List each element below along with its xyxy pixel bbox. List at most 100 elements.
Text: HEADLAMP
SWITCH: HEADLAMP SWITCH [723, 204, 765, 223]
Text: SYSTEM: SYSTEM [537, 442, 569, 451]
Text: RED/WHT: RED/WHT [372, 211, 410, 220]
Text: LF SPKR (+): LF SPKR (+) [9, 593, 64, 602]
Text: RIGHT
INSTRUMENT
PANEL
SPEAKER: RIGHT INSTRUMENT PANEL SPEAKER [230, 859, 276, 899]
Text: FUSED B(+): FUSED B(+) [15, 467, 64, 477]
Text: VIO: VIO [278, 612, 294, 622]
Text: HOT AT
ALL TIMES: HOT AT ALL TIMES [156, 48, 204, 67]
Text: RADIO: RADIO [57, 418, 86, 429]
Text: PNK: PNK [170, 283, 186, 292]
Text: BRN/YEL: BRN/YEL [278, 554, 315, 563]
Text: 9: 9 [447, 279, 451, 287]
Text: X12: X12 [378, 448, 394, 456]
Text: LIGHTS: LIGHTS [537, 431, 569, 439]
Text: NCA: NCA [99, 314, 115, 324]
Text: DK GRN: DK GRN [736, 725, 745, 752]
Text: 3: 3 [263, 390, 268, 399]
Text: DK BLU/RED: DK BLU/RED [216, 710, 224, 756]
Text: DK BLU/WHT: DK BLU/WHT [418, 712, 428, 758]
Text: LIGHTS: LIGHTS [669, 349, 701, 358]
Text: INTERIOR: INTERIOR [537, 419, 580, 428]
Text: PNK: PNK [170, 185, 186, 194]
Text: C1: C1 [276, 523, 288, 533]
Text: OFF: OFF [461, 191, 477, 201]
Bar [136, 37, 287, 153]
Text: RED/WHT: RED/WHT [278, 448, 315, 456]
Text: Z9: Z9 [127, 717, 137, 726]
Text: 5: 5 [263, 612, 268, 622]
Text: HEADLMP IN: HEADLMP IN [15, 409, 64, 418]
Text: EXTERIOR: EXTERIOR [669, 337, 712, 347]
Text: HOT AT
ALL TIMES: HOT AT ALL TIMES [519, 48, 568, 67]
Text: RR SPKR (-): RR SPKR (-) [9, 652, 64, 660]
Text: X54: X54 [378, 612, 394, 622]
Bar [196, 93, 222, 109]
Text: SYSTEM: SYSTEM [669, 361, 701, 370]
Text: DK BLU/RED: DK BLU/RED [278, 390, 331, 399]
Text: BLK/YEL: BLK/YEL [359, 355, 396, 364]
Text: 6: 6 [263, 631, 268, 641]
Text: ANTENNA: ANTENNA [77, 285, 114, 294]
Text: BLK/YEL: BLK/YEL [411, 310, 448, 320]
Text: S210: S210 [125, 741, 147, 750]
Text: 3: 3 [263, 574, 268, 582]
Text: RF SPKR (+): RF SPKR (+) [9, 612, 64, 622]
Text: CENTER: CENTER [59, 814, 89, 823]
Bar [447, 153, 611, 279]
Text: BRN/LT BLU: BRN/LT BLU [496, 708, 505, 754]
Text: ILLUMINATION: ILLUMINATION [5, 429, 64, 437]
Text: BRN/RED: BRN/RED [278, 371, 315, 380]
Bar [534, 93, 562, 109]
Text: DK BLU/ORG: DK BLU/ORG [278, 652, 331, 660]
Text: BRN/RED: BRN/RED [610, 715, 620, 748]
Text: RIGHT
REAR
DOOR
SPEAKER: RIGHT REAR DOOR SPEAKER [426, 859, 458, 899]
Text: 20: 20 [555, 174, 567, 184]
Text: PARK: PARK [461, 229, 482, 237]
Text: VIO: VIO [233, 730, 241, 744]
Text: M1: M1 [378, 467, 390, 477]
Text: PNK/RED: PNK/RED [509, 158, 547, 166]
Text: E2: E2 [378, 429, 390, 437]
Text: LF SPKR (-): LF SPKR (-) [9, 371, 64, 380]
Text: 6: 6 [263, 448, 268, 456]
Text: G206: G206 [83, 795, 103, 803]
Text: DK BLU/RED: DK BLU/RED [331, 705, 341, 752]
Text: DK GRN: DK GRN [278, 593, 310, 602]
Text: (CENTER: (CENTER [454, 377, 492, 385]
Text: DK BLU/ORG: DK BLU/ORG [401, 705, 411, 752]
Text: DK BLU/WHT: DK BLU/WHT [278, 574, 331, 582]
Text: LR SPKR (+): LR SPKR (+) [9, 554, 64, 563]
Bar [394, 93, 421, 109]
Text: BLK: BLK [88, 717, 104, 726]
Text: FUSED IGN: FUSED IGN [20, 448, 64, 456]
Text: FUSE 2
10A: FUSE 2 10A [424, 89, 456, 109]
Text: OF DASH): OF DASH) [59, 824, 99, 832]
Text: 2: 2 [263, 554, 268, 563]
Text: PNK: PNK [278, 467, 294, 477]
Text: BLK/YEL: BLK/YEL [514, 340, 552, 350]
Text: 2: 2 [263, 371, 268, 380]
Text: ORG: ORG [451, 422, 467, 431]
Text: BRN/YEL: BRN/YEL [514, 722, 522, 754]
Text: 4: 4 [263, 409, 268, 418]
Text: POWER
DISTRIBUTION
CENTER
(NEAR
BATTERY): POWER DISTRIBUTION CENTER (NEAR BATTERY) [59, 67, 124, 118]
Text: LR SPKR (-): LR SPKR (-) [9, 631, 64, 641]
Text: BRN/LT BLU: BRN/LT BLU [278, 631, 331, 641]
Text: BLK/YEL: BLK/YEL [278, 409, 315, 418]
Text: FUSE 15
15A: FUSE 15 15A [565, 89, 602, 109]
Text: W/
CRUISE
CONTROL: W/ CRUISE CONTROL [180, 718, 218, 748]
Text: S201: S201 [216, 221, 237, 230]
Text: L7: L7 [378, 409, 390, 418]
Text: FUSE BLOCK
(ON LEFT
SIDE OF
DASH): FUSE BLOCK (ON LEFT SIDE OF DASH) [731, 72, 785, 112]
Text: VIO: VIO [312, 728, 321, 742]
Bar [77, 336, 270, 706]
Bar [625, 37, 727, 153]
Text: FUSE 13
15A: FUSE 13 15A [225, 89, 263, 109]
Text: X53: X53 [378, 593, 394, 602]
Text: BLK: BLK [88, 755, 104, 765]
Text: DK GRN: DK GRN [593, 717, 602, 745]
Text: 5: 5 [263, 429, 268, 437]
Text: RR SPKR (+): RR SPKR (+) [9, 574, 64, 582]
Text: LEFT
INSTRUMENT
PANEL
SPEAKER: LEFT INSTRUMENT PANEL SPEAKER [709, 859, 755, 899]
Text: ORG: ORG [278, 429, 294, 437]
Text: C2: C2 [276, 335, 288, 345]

____________

Return every line of the item above as a JSON list of strings, one string per line, with blank lines left out.

» **RESULT OF THIS TASK**
[
  "List each element below along with its xyxy pixel bbox. List at most 100 elements.",
  "Text: HEADLAMP",
  "SWITCH: HEADLAMP SWITCH [723, 204, 765, 223]",
  "Text: SYSTEM: SYSTEM [537, 442, 569, 451]",
  "Text: RED/WHT: RED/WHT [372, 211, 410, 220]",
  "Text: LF SPKR (+): LF SPKR (+) [9, 593, 64, 602]",
  "Text: RIGHT",
  "INSTRUMENT",
  "PANEL",
  "SPEAKER: RIGHT INSTRUMENT PANEL SPEAKER [230, 859, 276, 899]",
  "Text: FUSED B(+): FUSED B(+) [15, 467, 64, 477]",
  "Text: VIO: VIO [278, 612, 294, 622]",
  "Text: HOT AT",
  "ALL TIMES: HOT AT ALL TIMES [156, 48, 204, 67]",
  "Text: RADIO: RADIO [57, 418, 86, 429]",
  "Text: PNK: PNK [170, 283, 186, 292]",
  "Text: BRN/YEL: BRN/YEL [278, 554, 315, 563]",
  "Text: 9: 9 [447, 279, 451, 287]",
  "Text: X12: X12 [378, 448, 394, 456]",
  "Text: LIGHTS: LIGHTS [537, 431, 569, 439]",
  "Text: NCA: NCA [99, 314, 115, 324]",
  "Text: DK GRN: DK GRN [736, 725, 745, 752]",
  "Text: 3: 3 [263, 390, 268, 399]",
  "Text: DK BLU/RED: DK BLU/RED [216, 710, 224, 756]",
  "Text: DK BLU/WHT: DK BLU/WHT [418, 712, 428, 758]",
  "Text: LIGHTS: LIGHTS [669, 349, 701, 358]",
  "Text: INTERIOR: INTERIOR [537, 419, 580, 428]",
  "Text: PNK: PNK [170, 185, 186, 194]",
  "Text: C1: C1 [276, 523, 288, 533]",
  "Text: OFF: OFF [461, 191, 477, 201]",
  "Bar [136, 37, 287, 153]",
  "Text: RED/WHT: RED/WHT [278, 448, 315, 456]",
  "Text: Z9: Z9 [127, 717, 137, 726]",
  "Text: 5: 5 [263, 612, 268, 622]",
  "Text: HEADLMP IN: HEADLMP IN [15, 409, 64, 418]",
  "Text: EXTERIOR: EXTERIOR [669, 337, 712, 347]",
  "Text: HOT AT",
  "ALL TIMES: HOT AT ALL TIMES [519, 48, 568, 67]",
  "Text: RR SPKR (-): RR SPKR (-) [9, 652, 64, 660]",
  "Text: X54: X54 [378, 612, 394, 622]",
  "Bar [196, 93, 222, 109]",
  "Text: SYSTEM: SYSTEM [669, 361, 701, 370]",
  "Text: DK BLU/RED: DK BLU/RED [278, 390, 331, 399]",
  "Text: BLK/YEL: BLK/YEL [359, 355, 396, 364]",
  "Text: 6: 6 [263, 631, 268, 641]",
  "Text: ANTENNA: ANTENNA [77, 285, 114, 294]",
  "Text: BLK/YEL: BLK/YEL [411, 310, 448, 320]",
  "Text: S210: S210 [125, 741, 147, 750]",
  "Text: 3: 3 [263, 574, 268, 582]",
  "Text: RF SPKR (+): RF SPKR (+) [9, 612, 64, 622]",
  "Text: CENTER: CENTER [59, 814, 89, 823]",
  "Bar [447, 153, 611, 279]",
  "Text: BRN/LT BLU: BRN/LT BLU [496, 708, 505, 754]",
  "Text: ILLUMINATION: ILLUMINATION [5, 429, 64, 437]",
  "Text: BRN/RED: BRN/RED [278, 371, 315, 380]",
  "Bar [534, 93, 562, 109]",
  "Text: DK BLU/ORG: DK BLU/ORG [278, 652, 331, 660]",
  "Text: BRN/RED: BRN/RED [610, 715, 620, 748]",
  "Text: RIGHT",
  "REAR",
  "DOOR",
  "SPEAKER: RIGHT REAR DOOR SPEAKER [426, 859, 458, 899]",
  "Text: 20: 20 [555, 174, 567, 184]",
  "Text: PARK: PARK [461, 229, 482, 237]",
  "Text: VIO: VIO [233, 730, 241, 744]",
  "Text: M1: M1 [378, 467, 390, 477]",
  "Text: PNK/RED: PNK/RED [509, 158, 547, 166]",
  "Text: E2: E2 [378, 429, 390, 437]",
  "Text: LF SPKR (-): LF SPKR (-) [9, 371, 64, 380]",
  "Text: 6: 6 [263, 448, 268, 456]",
  "Text: G206: G206 [83, 795, 103, 803]",
  "Text: DK BLU/RED: DK BLU/RED [331, 705, 341, 752]",
  "Text: DK GRN: DK GRN [278, 593, 310, 602]",
  "Text: (CENTER: (CENTER [454, 377, 492, 385]",
  "Text: DK BLU/ORG: DK BLU/ORG [401, 705, 411, 752]",
  "Text: DK BLU/WHT: DK BLU/WHT [278, 574, 331, 582]",
  "Text: LR SPKR (+): LR SPKR (+) [9, 554, 64, 563]",
  "Bar [394, 93, 421, 109]",
  "Text: BLK: BLK [88, 717, 104, 726]",
  "Text: FUSED IGN: FUSED IGN [20, 448, 64, 456]",
  "Text: FUSE 2",
  "10A: FUSE 2 10A [424, 89, 456, 109]",
  "Text: OF DASH): OF DASH) [59, 824, 99, 832]",
  "Text: 2: 2 [263, 554, 268, 563]",
  "Text: PNK: PNK [278, 467, 294, 477]",
  "Text: BLK/YEL: BLK/YEL [514, 340, 552, 350]",
  "Text: 2: 2 [263, 371, 268, 380]",
  "Text: ORG: ORG [451, 422, 467, 431]",
  "Text: BRN/YEL: BRN/YEL [514, 722, 522, 754]",
  "Text: 4: 4 [263, 409, 268, 418]",
  "Text: POWER",
  "DISTRIBUTION",
  "CENTER",
  "(NEAR",
  "BATTERY): POWER DISTRIBUTION CENTER (NEAR BATTERY) [59, 67, 124, 118]",
  "Text: LR SPKR (-): LR SPKR (-) [9, 631, 64, 641]",
  "Text: BRN/LT BLU: BRN/LT BLU [278, 631, 331, 641]",
  "Text: BLK/YEL: BLK/YEL [278, 409, 315, 418]",
  "Text: FUSE 15",
  "15A: FUSE 15 15A [565, 89, 602, 109]",
  "Text: W/",
  "CRUISE",
  "CONTROL: W/ CRUISE CONTROL [180, 718, 218, 748]",
  "Text: S201: S201 [216, 221, 237, 230]",
  "Text: L7: L7 [378, 409, 390, 418]",
  "Text: FUSE BLOCK",
  "(ON LEFT",
  "SIDE OF",
  "DASH): FUSE BLOCK (ON LEFT SIDE OF DASH) [731, 72, 785, 112]",
  "Text: VIO: VIO [312, 728, 321, 742]",
  "Bar [77, 336, 270, 706]",
  "Bar [625, 37, 727, 153]",
  "Text: FUSE 13",
  "15A: FUSE 13 15A [225, 89, 263, 109]",
  "Text: X53: X53 [378, 593, 394, 602]",
  "Text: BLK: BLK [88, 755, 104, 765]",
  "Text: DK GRN: DK GRN [593, 717, 602, 745]",
  "Text: 5: 5 [263, 429, 268, 437]",
  "Text: RR SPKR (+): RR SPKR (+) [9, 574, 64, 582]",
  "Text: LEFT",
  "INSTRUMENT",
  "PANEL",
  "SPEAKER: LEFT INSTRUMENT PANEL SPEAKER [709, 859, 755, 899]",
  "Text: ORG: ORG [278, 429, 294, 437]",
  "Text: C2: C2 [276, 335, 288, 345]"
]